### Aim of the task
Copy each line below in which the word "undulatus" occurs.

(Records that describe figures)

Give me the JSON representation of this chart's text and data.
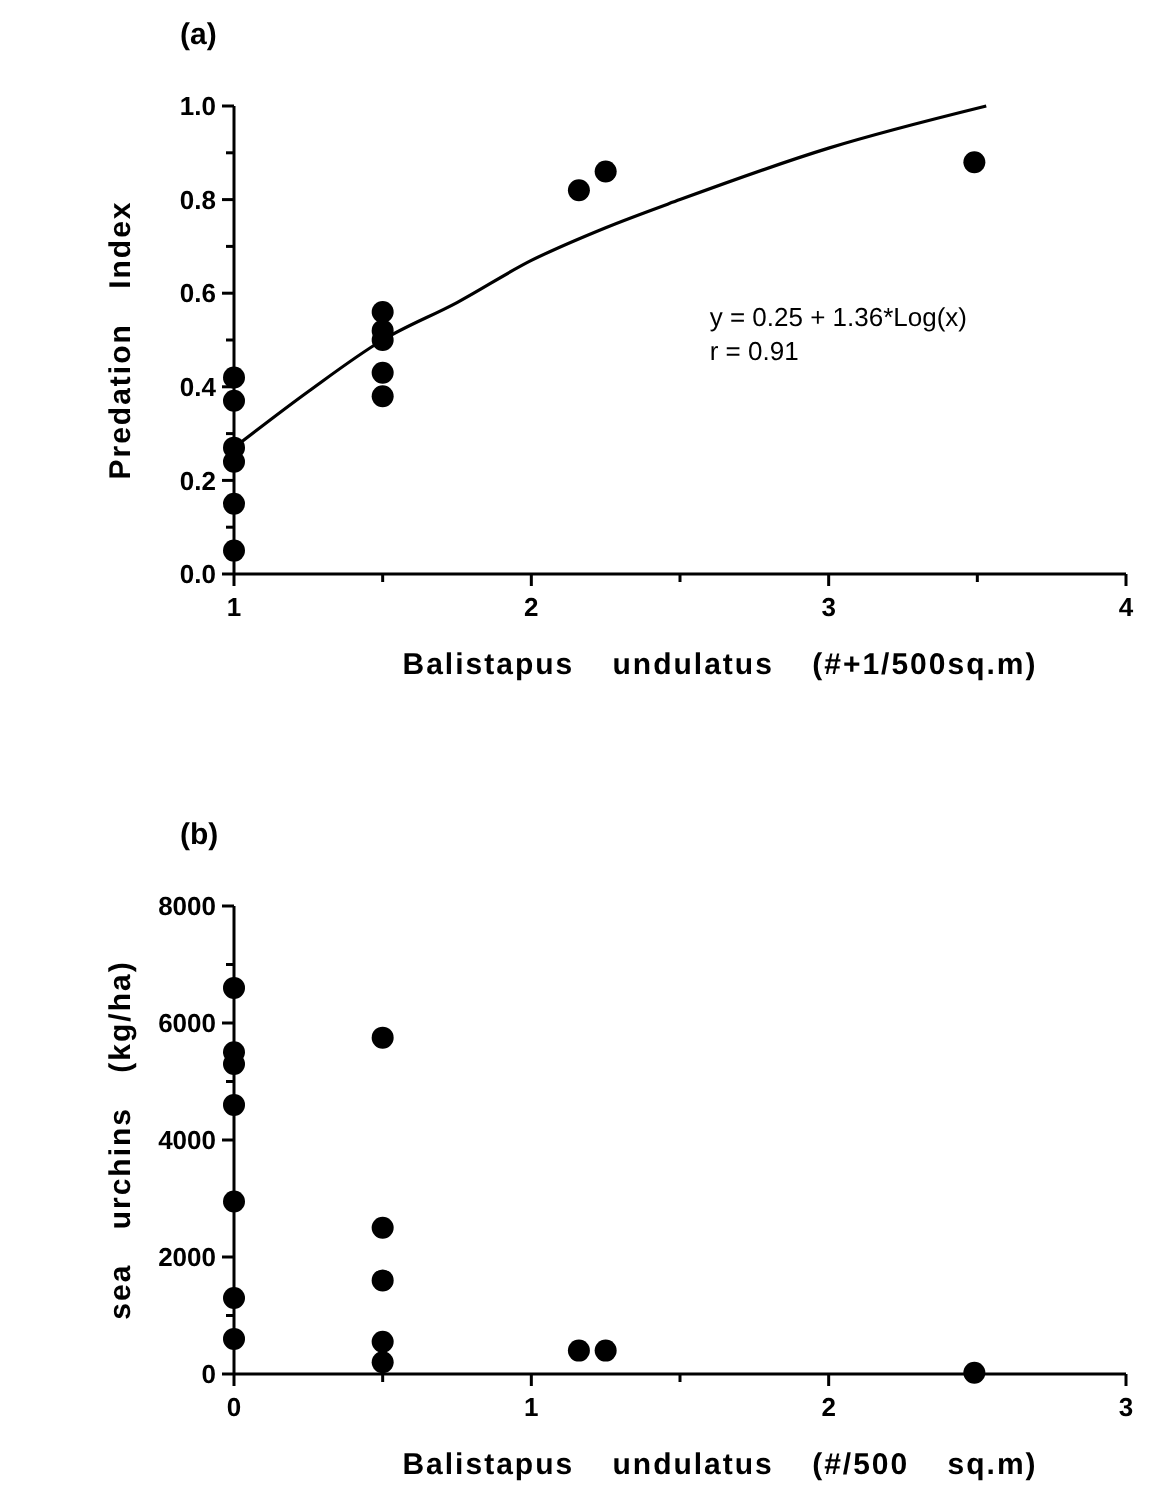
{
  "chart_data": [
    {
      "type": "scatter",
      "title": "(a)",
      "xlabel": "Balistapus undulatus (#+1/500sq.m)",
      "ylabel": "Predation Index",
      "xlim": [
        1,
        4
      ],
      "ylim": [
        0,
        1
      ],
      "xticks": [
        1,
        {
          "value": 1.5,
          "label": null
        },
        2,
        {
          "value": 2.5,
          "label": null
        },
        3,
        {
          "value": 3.5,
          "label": null
        },
        4
      ],
      "yticks": [
        "0.0",
        {
          "value": 0.1,
          "label": null
        },
        {
          "value": 0.2,
          "label": "0.2"
        },
        {
          "value": 0.3,
          "label": null
        },
        {
          "value": 0.4,
          "label": "0.4"
        },
        {
          "value": 0.5,
          "label": null
        },
        {
          "value": 0.6,
          "label": "0.6"
        },
        {
          "value": 0.7,
          "label": null
        },
        {
          "value": 0.8,
          "label": "0.8"
        },
        {
          "value": 0.9,
          "label": null
        },
        {
          "value": 1,
          "label": "1.0"
        }
      ],
      "grid": false,
      "annotations": [
        "y = 0.25 + 1.36*Log(x)",
        "r = 0.91"
      ],
      "series": [
        {
          "marker": "circle",
          "color": "#000000",
          "x": [
            1,
            1,
            1,
            1,
            1,
            1,
            1.5,
            1.5,
            1.5,
            1.5,
            1.5,
            2.16,
            2.25,
            3.49
          ],
          "values": [
            0.42,
            0.37,
            0.27,
            0.24,
            0.15,
            0.05,
            0.56,
            0.52,
            0.5,
            0.43,
            0.38,
            0.82,
            0.86,
            0.88
          ]
        },
        {
          "type": "line",
          "marker": "none",
          "color": "#000000",
          "line_style": "solid",
          "x": [
            1,
            1.25,
            1.5,
            1.75,
            2,
            2.25,
            2.5,
            3,
            3.53
          ],
          "values": [
            0.27,
            0.39,
            0.5,
            0.58,
            0.67,
            0.74,
            0.8,
            0.91,
            1.0
          ]
        }
      ]
    },
    {
      "type": "scatter",
      "title": "(b)",
      "xlabel": "Balistapus undulatus (#/500 sq.m)",
      "ylabel": "sea urchins (kg/ha)",
      "xlim": [
        0,
        3
      ],
      "ylim": [
        0,
        8000
      ],
      "xticks": [
        0,
        {
          "value": 0.5,
          "label": null
        },
        1,
        {
          "value": 1.5,
          "label": null
        },
        2,
        {
          "value": 2.5,
          "label": null
        },
        3
      ],
      "yticks": [
        0,
        {
          "value": 1000,
          "label": null
        },
        2000,
        {
          "value": 3000,
          "label": null
        },
        4000,
        {
          "value": 5000,
          "label": null
        },
        6000,
        {
          "value": 7000,
          "label": null
        },
        8000
      ],
      "grid": false,
      "series": [
        {
          "marker": "circle",
          "color": "#000000",
          "x": [
            0,
            0,
            0,
            0,
            0,
            0,
            0,
            0.5,
            0.5,
            0.5,
            0.5,
            0.5,
            1.16,
            1.25,
            2.49
          ],
          "values": [
            6600,
            5500,
            5300,
            4600,
            2950,
            1300,
            600,
            5750,
            2500,
            1600,
            550,
            200,
            400,
            400,
            20
          ]
        }
      ]
    }
  ]
}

### Solution
      "xlabel": "Balistapus undulatus (#+1/500sq.m)",
      "xlabel": "Balistapus undulatus (#/500 sq.m)",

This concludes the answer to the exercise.